Aim: Which items contain the string "Volume", matching case exactly? Locate each one and copy it in full.

***** Available data *****

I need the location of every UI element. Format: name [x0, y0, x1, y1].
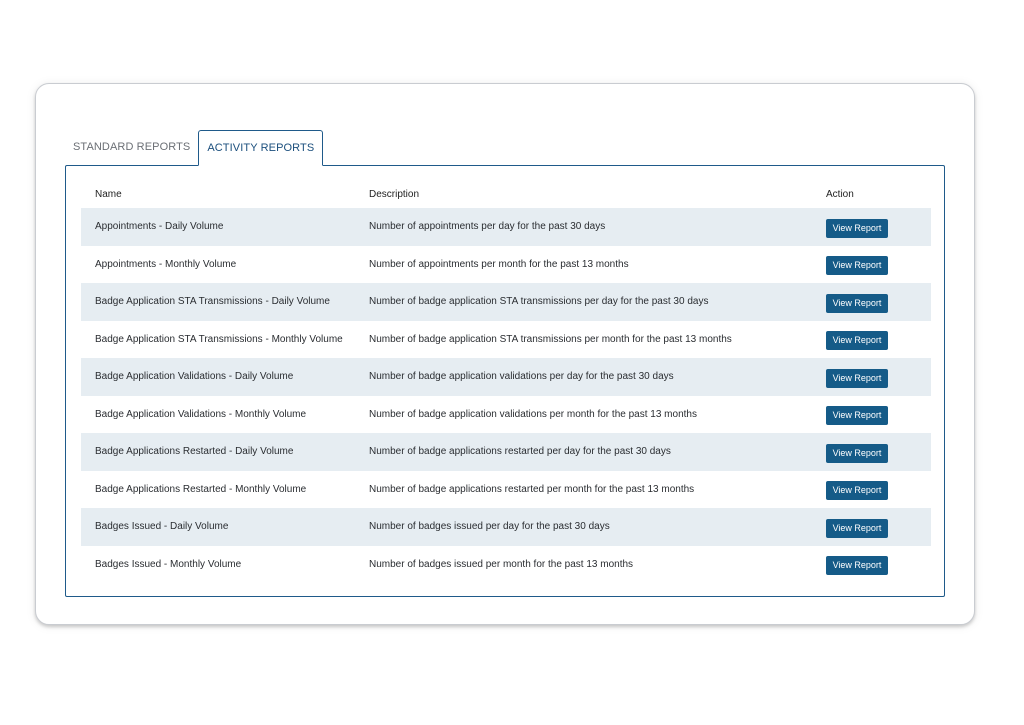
table-row: Badges Issued - Daily Volume Number of b…: [81, 508, 931, 546]
row-name: Badge Application STA Transmissions - Da…: [95, 296, 330, 308]
tab-standard-reports[interactable]: STANDARD REPORTS: [65, 130, 198, 164]
row-name: Badge Application STA Transmissions - Mo…: [95, 333, 343, 345]
report-tabs: STANDARD REPORTS ACTIVITY REPORTS: [65, 130, 324, 166]
row-description: Number of badges issued per day for the …: [369, 521, 610, 533]
view-report-button[interactable]: View Report: [826, 406, 888, 426]
view-report-button[interactable]: View Report: [826, 256, 888, 276]
row-name: Badges Issued - Daily Volume: [95, 521, 229, 533]
view-report-button[interactable]: View Report: [826, 293, 888, 313]
row-description: Number of badge applications restarted p…: [369, 446, 671, 458]
header-name: Name: [95, 189, 122, 200]
view-report-button[interactable]: View Report: [826, 556, 888, 576]
view-report-button[interactable]: View Report: [826, 368, 888, 388]
row-description: Number of badge application STA transmis…: [369, 333, 732, 345]
row-name: Appointments - Monthly Volume: [95, 258, 237, 270]
row-name: Badge Application Validations - Monthly …: [95, 408, 307, 420]
row-description: Number of appointments per day for the p…: [369, 221, 606, 233]
table-row: Badge Application STA Transmissions - Mo…: [81, 321, 931, 359]
row-name: Badge Applications Restarted - Monthly V…: [95, 483, 307, 495]
view-report-button[interactable]: View Report: [826, 518, 888, 538]
row-description: Number of badge application validations …: [369, 371, 674, 383]
row-name: Badge Application Validations - Daily Vo…: [95, 371, 294, 383]
row-name: Appointments - Daily Volume: [95, 221, 224, 233]
row-description: Number of badges issued per month for th…: [369, 558, 634, 570]
row-name: Badge Applications Restarted - Daily Vol…: [95, 446, 294, 458]
row-description: Number of appointments per month for the…: [369, 258, 629, 270]
view-report-button[interactable]: View Report: [826, 443, 888, 463]
tab-activity-reports[interactable]: ACTIVITY REPORTS: [198, 130, 324, 166]
table-row: Badges Issued - Monthly Volume Number of…: [81, 546, 931, 584]
row-description: Number of badge applications restarted p…: [369, 483, 695, 495]
table-row: Badge Applications Restarted - Monthly V…: [81, 471, 931, 509]
table-row: Appointments - Daily Volume Number of ap…: [81, 208, 931, 246]
row-description: Number of badge application validations …: [369, 408, 697, 420]
table-row: Appointments - Monthly Volume Number of …: [81, 246, 931, 284]
view-report-button[interactable]: View Report: [826, 218, 888, 238]
header-action: Action: [826, 189, 854, 200]
table-row: Badge Applications Restarted - Daily Vol…: [81, 433, 931, 471]
table-row: Badge Application Validations - Daily Vo…: [81, 358, 931, 396]
table-row: Badge Application Validations - Monthly …: [81, 396, 931, 434]
row-name: Badges Issued - Monthly Volume: [95, 558, 242, 570]
view-report-button[interactable]: View Report: [826, 481, 888, 501]
table-row: Badge Application STA Transmissions - Da…: [81, 283, 931, 321]
activity-reports-panel: Name Description Action Appointments - D…: [65, 165, 945, 597]
view-report-button[interactable]: View Report: [826, 331, 888, 351]
reports-table: Name Description Action Appointments - D…: [81, 181, 931, 583]
row-description: Number of badge application STA transmis…: [369, 296, 709, 308]
table-header: Name Description Action: [81, 181, 931, 208]
header-description: Description: [369, 189, 420, 200]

*****

Solution to the problem:
table-row: Badges Issued - Daily Volume Number of b…: [81, 508, 931, 546]
row-name: Badges Issued - Daily Volume: [95, 521, 229, 533]
row-name: Appointments - Monthly Volume: [95, 258, 237, 270]
row-name: Appointments - Daily Volume: [95, 221, 224, 233]
table-row: Badges Issued - Monthly Volume Number of…: [81, 546, 931, 584]
table-row: Appointments - Daily Volume Number of ap…: [81, 208, 931, 246]
table-row: Appointments - Monthly Volume Number of …: [81, 246, 931, 284]
row-name: Badges Issued - Monthly Volume: [95, 558, 242, 570]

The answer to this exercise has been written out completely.